WORK TO BE COMPLETED => Among the records below, find each line that includes the string "title" and copy it.

DATA FOR PROCESSING =>
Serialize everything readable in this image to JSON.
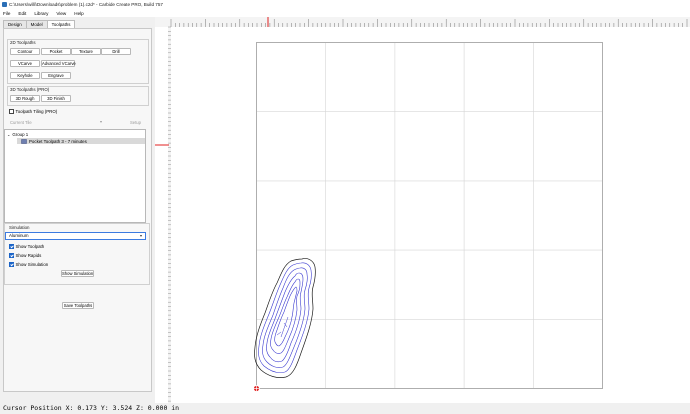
{
  "window": {
    "title": "C:\\Users\\willi\\Downloads\\problem (1).c2d* - Carbide Create PRO, Build 757"
  },
  "menu": [
    "File",
    "Edit",
    "Library",
    "View",
    "Help"
  ],
  "tabs": [
    {
      "label": "Design",
      "active": false
    },
    {
      "label": "Model",
      "active": false
    },
    {
      "label": "Toolpaths",
      "active": true
    }
  ],
  "toolpaths_2d": {
    "title": "2D Toolpaths",
    "buttons": [
      "Contour",
      "Pocket",
      "Texture",
      "Drill",
      "VCarve",
      "Advanced VCarve",
      "Keyhole",
      "Engrave"
    ]
  },
  "toolpaths_3d": {
    "title": "3D Toolpaths (PRO)",
    "buttons": [
      "3D Rough",
      "3D Finish"
    ]
  },
  "tiling": {
    "label": "Toolpath Tiling (PRO)",
    "checked": false,
    "current_tile_label": "Current Tile",
    "setup_label": "Setup"
  },
  "toolpath_list": {
    "group": "Group 1",
    "items": [
      "Pocket Toolpath 3 - 7 minutes"
    ]
  },
  "simulation": {
    "title": "Simulation",
    "material": "Aluminum",
    "options": [
      {
        "label": "Show Toolpath",
        "checked": true
      },
      {
        "label": "Show Rapids",
        "checked": true
      },
      {
        "label": "Show Simulation",
        "checked": true
      }
    ],
    "show_button": "Show Simulation"
  },
  "save_button": "Save Toolpaths",
  "status": {
    "cursor": "Cursor Position X: 0.173 Y: 3.524 Z: 0.000 in"
  },
  "colors": {
    "toolpath": "#3a3ad0",
    "outline": "#1a1a1a",
    "origin": "#e02020",
    "grid": "#d6d6d6"
  }
}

OUTPUT =>
    "title": "C:\\Users\\willi\\Downloads\\problem (1).c2d* - Carbide Create PRO, Build 757"
    "title": "2D Toolpaths",
    "title": "3D Toolpaths (PRO)",
    "title": "Simulation",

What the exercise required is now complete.